TASK DESCRIPTION = Find the lines with the string "pero" and return them.

RECORDS TO PROCESS =
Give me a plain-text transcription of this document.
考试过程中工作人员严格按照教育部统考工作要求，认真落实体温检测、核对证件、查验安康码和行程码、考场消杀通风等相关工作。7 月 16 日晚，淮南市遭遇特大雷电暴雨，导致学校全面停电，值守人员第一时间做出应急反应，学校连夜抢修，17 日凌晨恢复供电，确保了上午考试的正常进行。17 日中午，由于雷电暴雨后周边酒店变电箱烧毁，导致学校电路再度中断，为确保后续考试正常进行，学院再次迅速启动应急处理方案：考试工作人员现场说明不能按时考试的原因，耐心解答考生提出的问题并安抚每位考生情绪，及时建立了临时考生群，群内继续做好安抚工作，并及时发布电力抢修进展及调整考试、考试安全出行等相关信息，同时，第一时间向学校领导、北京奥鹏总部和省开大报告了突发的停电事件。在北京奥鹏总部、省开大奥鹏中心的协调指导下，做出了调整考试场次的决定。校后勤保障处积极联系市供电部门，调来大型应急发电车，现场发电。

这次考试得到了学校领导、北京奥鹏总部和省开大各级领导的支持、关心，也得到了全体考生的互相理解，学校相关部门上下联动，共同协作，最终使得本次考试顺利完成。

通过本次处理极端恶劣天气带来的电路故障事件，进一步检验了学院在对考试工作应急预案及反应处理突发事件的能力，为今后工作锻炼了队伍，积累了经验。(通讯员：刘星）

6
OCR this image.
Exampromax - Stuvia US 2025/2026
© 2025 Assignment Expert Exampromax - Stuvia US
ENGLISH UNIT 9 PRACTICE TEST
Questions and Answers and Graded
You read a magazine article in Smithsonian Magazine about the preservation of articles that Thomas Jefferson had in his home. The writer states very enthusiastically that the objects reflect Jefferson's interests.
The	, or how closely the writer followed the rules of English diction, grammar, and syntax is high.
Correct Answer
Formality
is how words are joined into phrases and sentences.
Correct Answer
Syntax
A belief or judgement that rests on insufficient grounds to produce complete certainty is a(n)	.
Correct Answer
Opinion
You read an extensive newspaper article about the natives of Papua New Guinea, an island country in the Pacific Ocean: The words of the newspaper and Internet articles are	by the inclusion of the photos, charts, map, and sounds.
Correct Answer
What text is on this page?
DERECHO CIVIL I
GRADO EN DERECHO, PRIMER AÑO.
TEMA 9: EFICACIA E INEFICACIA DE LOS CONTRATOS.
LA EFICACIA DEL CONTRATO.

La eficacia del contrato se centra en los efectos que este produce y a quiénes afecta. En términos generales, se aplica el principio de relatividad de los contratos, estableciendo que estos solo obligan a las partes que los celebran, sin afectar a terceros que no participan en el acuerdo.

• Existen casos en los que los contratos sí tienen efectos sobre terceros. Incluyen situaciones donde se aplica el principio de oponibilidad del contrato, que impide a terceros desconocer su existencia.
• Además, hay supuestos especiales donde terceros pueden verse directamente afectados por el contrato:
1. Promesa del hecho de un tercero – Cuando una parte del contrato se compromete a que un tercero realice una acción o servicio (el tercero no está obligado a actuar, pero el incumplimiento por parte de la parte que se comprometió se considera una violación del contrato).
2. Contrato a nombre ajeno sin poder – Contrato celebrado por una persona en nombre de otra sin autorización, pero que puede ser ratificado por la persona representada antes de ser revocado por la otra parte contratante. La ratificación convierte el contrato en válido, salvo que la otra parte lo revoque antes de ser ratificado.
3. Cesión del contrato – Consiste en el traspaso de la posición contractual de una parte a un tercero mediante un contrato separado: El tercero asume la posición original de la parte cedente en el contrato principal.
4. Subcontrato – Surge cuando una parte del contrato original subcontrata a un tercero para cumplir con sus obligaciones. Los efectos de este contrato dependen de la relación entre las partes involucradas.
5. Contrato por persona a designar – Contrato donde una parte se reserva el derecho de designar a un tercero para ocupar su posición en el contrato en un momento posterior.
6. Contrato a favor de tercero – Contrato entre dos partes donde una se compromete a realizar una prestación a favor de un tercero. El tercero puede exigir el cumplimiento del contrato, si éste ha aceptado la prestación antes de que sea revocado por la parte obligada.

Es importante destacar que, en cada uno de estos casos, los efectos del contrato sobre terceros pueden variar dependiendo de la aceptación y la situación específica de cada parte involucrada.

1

EXERCISE SOLUTION =
1. Promesa del hecho de un tercero – Cuando una parte del contrato se compromete a que un tercero realice una acción o servicio (el tercero no está obligado a actuar, pero el incumplimiento por parte de la parte que se comprometió se considera una violación del contrato).
2. Contrato a nombre ajeno sin poder – Contrato celebrado por una persona en nombre de otra sin autorización, pero que puede ser ratificado por la persona representada antes de ser revocado por la otra parte contratante. La ratificación convierte el contrato en válido, salvo que la otra parte lo revoque antes de ser ratificado.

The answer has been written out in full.